§ **What the task asks**
Starting at the first of the rows and stopping after the line that contains "button[interactable]: 执业兽医 (204, 404, 390, 460)", rewrite the rows with every instance of "staticText" changed to "label" and nothing else altered.

§ **Provided records**
.....

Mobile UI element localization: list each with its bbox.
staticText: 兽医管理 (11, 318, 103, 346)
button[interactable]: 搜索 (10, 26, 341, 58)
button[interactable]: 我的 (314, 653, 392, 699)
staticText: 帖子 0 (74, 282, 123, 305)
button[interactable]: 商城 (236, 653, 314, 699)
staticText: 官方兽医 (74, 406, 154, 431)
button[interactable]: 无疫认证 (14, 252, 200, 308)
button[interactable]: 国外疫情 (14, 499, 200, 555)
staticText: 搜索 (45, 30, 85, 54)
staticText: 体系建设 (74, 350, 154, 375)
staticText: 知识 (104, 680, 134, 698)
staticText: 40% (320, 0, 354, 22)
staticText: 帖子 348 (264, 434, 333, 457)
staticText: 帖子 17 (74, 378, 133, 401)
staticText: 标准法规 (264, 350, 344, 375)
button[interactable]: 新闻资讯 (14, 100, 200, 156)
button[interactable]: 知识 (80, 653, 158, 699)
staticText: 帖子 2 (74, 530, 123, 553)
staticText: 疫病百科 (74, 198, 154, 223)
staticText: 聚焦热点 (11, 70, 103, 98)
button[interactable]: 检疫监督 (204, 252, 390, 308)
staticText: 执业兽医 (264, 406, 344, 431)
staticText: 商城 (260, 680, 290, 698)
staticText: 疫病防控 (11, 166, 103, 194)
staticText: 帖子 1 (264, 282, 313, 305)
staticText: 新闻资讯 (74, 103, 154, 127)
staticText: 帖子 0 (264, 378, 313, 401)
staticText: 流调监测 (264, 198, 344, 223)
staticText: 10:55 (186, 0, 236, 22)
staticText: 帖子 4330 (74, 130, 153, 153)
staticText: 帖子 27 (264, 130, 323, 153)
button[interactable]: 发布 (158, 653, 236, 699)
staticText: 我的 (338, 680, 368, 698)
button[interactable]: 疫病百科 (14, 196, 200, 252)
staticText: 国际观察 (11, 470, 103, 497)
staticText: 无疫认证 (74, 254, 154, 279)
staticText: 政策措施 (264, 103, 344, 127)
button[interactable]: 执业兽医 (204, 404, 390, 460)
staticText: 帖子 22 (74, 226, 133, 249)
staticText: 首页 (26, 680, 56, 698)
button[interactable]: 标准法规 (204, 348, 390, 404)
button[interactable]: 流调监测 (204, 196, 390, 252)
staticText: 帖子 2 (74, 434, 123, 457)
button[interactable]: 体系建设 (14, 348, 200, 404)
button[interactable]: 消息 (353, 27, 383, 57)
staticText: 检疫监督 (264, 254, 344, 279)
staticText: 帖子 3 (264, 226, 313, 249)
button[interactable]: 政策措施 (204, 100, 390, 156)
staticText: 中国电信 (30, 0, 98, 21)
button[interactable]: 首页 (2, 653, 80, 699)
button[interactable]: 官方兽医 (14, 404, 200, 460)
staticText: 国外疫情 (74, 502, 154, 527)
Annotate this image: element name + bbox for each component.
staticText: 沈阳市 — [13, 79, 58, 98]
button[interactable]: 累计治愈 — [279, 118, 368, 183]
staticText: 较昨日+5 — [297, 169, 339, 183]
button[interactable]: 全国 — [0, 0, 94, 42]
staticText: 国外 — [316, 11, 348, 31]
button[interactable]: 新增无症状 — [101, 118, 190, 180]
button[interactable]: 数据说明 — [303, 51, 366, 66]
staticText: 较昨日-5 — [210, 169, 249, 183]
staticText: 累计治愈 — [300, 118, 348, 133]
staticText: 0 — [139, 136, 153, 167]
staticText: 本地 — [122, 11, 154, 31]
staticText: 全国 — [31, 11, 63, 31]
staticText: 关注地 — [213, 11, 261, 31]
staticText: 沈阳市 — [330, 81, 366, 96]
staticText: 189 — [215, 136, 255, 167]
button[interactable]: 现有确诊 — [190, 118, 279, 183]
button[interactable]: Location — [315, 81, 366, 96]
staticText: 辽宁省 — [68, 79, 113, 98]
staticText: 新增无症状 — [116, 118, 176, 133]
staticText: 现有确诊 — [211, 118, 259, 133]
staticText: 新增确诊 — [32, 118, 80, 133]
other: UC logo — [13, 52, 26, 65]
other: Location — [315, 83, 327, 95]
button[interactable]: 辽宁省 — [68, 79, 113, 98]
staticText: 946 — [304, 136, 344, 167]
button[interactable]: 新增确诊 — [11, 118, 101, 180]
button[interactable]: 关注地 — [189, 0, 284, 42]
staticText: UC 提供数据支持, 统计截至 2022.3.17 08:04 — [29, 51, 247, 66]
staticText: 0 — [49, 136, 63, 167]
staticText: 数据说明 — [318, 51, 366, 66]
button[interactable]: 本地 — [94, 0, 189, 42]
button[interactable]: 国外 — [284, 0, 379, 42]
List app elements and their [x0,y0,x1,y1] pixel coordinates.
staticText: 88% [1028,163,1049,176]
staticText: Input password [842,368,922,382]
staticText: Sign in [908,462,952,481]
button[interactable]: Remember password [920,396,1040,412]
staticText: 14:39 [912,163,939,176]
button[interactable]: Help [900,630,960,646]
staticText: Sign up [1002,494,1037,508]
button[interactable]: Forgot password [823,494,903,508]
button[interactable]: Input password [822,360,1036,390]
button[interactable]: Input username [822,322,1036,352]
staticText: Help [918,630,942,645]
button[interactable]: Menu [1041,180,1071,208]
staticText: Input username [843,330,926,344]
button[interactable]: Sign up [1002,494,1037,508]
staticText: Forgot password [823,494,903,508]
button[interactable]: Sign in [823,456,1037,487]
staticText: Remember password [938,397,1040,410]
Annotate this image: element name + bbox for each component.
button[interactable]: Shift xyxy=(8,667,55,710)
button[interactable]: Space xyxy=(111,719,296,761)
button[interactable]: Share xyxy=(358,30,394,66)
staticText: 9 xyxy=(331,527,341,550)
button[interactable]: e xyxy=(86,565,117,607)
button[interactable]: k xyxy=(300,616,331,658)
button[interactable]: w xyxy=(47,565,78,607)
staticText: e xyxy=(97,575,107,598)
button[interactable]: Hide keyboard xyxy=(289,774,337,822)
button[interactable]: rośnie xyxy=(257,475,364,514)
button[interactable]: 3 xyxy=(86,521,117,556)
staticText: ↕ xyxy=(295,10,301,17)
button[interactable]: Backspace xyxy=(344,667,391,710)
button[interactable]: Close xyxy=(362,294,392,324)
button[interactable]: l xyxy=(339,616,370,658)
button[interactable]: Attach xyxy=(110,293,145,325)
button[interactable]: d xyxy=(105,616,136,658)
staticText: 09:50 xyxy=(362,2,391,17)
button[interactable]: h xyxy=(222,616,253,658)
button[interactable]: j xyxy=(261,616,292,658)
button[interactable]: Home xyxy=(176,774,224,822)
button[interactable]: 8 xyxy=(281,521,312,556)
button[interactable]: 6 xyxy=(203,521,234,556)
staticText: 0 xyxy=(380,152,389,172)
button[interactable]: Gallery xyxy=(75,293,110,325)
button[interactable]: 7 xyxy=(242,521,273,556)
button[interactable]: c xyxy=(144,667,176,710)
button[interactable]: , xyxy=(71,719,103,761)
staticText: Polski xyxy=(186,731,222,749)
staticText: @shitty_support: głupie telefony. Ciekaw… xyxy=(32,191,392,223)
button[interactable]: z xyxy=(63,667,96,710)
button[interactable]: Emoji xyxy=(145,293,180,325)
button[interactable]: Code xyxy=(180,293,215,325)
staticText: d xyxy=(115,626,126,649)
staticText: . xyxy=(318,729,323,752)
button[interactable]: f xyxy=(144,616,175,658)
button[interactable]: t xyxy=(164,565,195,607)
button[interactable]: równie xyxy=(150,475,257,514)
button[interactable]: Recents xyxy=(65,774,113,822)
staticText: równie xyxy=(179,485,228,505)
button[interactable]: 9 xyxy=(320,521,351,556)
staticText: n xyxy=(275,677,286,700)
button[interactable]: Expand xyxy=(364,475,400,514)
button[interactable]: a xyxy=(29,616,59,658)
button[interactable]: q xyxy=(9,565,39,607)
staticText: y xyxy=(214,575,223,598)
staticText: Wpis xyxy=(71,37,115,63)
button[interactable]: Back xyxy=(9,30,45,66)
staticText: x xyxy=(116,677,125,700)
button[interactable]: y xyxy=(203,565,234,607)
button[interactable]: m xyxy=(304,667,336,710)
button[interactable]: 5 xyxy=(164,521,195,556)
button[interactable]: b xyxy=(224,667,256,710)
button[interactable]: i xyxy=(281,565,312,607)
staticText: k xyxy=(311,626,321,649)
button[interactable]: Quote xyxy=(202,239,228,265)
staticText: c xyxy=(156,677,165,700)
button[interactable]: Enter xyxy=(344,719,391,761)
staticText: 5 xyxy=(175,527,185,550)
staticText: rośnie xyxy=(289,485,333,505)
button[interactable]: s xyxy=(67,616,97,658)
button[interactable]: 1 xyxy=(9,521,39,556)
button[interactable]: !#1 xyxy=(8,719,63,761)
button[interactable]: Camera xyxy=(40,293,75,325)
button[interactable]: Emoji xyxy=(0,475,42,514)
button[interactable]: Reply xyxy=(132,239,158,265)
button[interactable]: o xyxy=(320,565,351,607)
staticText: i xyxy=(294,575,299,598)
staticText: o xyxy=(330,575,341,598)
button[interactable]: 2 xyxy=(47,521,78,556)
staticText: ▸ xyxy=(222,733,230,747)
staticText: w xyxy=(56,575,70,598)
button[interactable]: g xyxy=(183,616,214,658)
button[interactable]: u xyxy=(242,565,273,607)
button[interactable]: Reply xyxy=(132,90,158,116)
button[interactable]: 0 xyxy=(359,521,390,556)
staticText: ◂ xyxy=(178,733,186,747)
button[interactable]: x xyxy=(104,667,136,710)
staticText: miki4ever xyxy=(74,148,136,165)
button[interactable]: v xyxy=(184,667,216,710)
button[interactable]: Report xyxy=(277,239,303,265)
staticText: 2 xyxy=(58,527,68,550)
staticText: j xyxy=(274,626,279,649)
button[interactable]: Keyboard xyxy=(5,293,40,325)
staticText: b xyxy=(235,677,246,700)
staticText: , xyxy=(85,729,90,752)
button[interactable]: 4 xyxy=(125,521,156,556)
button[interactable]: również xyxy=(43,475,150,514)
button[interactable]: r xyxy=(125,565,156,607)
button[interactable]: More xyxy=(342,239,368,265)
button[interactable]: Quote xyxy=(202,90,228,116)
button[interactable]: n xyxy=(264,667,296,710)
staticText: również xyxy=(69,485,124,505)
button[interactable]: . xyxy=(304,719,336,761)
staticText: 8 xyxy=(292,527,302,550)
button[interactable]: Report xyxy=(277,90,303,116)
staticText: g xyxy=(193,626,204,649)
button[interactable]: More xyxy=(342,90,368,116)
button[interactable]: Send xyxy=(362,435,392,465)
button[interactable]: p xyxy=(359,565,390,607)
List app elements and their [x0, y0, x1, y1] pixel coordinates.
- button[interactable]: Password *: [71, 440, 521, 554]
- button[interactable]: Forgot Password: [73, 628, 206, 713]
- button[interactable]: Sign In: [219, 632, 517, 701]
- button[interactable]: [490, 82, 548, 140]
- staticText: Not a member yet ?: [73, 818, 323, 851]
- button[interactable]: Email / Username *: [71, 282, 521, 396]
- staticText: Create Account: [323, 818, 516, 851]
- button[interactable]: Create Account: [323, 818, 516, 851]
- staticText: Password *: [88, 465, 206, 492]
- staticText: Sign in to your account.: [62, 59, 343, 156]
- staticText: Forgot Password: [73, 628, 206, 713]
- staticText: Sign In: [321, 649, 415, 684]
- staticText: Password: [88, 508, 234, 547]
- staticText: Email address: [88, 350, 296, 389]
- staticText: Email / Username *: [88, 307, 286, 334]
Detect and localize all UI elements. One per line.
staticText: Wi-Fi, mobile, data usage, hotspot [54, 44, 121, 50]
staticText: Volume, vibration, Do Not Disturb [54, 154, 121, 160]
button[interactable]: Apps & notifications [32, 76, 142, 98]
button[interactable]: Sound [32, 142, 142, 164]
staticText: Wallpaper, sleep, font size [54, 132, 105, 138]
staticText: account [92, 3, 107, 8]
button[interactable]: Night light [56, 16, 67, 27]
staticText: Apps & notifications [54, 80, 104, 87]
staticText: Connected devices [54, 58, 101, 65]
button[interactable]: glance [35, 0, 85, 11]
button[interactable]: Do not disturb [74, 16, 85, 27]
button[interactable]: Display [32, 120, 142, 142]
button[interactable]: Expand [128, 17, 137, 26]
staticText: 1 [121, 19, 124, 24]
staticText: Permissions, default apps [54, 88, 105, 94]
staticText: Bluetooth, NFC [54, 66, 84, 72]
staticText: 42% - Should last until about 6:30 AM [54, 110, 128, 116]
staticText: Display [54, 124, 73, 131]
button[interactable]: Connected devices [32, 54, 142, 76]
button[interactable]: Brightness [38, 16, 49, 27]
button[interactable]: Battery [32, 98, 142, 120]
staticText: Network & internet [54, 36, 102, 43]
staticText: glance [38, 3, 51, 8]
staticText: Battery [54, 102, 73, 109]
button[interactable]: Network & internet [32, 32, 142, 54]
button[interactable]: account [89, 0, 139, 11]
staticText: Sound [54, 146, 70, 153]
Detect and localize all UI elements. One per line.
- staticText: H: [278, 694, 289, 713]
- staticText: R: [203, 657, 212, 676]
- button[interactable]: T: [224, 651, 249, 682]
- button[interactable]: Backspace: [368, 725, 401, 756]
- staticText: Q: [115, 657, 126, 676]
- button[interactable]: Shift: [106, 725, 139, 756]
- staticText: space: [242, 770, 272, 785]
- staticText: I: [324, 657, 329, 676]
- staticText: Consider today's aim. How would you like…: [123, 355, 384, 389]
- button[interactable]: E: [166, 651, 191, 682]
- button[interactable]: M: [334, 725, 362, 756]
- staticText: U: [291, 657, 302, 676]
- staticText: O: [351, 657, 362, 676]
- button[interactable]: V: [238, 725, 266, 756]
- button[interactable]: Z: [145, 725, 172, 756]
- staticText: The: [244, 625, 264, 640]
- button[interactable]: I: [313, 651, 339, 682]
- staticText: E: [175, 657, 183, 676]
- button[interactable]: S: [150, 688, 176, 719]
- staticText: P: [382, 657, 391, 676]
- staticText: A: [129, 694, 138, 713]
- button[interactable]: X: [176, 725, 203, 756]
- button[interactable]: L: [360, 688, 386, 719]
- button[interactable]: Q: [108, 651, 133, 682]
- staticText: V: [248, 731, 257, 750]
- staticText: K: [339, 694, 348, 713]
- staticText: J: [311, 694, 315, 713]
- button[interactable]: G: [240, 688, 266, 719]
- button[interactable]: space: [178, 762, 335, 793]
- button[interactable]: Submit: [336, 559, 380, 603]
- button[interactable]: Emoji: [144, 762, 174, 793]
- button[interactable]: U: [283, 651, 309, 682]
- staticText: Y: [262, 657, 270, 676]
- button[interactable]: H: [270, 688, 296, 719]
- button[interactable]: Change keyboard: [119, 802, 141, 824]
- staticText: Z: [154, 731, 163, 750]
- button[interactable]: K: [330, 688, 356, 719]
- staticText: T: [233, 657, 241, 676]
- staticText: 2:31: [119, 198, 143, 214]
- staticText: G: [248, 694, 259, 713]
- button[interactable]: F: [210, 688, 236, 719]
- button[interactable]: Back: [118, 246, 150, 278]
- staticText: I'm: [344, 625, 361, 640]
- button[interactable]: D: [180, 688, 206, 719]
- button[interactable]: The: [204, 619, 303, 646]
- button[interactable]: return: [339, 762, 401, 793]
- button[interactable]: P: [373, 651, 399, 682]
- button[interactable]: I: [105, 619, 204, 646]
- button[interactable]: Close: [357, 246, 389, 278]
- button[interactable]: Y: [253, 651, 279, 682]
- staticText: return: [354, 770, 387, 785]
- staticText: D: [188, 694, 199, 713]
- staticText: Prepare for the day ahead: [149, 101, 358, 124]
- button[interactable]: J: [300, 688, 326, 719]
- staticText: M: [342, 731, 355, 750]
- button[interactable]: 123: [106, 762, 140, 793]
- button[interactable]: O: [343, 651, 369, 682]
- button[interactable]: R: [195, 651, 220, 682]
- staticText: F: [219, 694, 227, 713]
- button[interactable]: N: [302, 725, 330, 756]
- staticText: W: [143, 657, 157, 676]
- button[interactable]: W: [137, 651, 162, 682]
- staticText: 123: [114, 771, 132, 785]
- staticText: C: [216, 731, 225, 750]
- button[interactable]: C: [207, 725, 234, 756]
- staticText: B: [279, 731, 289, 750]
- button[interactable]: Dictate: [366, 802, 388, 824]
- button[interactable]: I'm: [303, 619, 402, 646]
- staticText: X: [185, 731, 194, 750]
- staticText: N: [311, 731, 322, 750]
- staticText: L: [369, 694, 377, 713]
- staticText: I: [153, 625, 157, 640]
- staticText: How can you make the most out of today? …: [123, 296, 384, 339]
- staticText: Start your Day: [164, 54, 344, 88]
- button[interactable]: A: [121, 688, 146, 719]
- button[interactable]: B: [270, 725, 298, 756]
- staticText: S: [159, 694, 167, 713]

.....

§ **Full solution**
Mobile UI element localization: list each with its bbox.
label: 兽医管理 (11, 318, 103, 346)
button[interactable]: 搜索 (10, 26, 341, 58)
button[interactable]: 我的 (314, 653, 392, 699)
label: 帖子 0 (74, 282, 123, 305)
button[interactable]: 商城 (236, 653, 314, 699)
label: 官方兽医 (74, 406, 154, 431)
button[interactable]: 无疫认证 (14, 252, 200, 308)
button[interactable]: 国外疫情 (14, 499, 200, 555)
label: 搜索 (45, 30, 85, 54)
label: 体系建设 (74, 350, 154, 375)
label: 知识 (104, 680, 134, 698)
label: 40% (320, 0, 354, 22)
label: 帖子 348 (264, 434, 333, 457)
label: 帖子 17 (74, 378, 133, 401)
label: 标准法规 (264, 350, 344, 375)
button[interactable]: 新闻资讯 (14, 100, 200, 156)
button[interactable]: 知识 (80, 653, 158, 699)
label: 帖子 2 (74, 530, 123, 553)
label: 疫病百科 (74, 198, 154, 223)
label: 聚焦热点 (11, 70, 103, 98)
button[interactable]: 检疫监督 (204, 252, 390, 308)
label: 执业兽医 (264, 406, 344, 431)
label: 商城 (260, 680, 290, 698)
label: 疫病防控 (11, 166, 103, 194)
label: 帖子 1 (264, 282, 313, 305)
label: 新闻资讯 (74, 103, 154, 127)
label: 帖子 0 (264, 378, 313, 401)
label: 流调监测 (264, 198, 344, 223)
label: 10:55 (186, 0, 236, 22)
label: 帖子 4330 (74, 130, 153, 153)
label: 帖子 27 (264, 130, 323, 153)
button[interactable]: 发布 (158, 653, 236, 699)
label: 我的 (338, 680, 368, 698)
button[interactable]: 疫病百科 (14, 196, 200, 252)
label: 国际观察 (11, 470, 103, 497)
label: 无疫认证 (74, 254, 154, 279)
label: 政策措施 (264, 103, 344, 127)
button[interactable]: 执业兽医 (204, 404, 390, 460)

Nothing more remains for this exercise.